-- What to work on --
Go through the listing and copy each line with the string "text".

-- Input for this task --

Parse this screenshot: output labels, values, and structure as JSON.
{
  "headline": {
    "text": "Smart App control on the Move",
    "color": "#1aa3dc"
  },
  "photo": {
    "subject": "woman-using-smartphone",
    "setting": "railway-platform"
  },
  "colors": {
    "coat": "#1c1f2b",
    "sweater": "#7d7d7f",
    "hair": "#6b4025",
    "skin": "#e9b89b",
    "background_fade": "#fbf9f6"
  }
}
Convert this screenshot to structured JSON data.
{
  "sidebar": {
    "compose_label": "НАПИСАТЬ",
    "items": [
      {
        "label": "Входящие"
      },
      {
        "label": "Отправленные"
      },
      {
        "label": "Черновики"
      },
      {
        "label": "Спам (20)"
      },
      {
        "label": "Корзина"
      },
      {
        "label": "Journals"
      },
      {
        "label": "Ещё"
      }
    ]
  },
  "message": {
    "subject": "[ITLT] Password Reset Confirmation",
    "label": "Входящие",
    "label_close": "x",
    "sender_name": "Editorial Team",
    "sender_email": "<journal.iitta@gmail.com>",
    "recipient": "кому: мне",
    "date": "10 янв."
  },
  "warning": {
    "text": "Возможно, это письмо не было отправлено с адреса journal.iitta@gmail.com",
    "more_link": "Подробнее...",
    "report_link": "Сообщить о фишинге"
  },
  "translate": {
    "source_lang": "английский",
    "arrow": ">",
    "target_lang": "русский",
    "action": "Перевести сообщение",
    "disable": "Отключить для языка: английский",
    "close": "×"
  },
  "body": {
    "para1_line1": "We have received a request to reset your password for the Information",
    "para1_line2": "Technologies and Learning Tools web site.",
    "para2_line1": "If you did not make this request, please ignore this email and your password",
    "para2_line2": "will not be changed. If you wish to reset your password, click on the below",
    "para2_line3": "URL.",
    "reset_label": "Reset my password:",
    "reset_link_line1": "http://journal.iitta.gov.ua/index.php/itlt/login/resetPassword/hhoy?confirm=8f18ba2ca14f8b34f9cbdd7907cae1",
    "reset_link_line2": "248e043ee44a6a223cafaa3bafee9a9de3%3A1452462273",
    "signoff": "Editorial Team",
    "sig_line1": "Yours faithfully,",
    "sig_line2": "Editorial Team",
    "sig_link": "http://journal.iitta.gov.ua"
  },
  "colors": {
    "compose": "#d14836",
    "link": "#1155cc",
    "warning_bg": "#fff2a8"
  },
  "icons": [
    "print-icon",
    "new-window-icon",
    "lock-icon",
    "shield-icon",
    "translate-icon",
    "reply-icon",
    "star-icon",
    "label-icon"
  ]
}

-- Correct response --
    "text": "Smart App control on the Move",
    "text": "Возможно, это письмо не было отправлено с адреса journal.iitta@gmail.com",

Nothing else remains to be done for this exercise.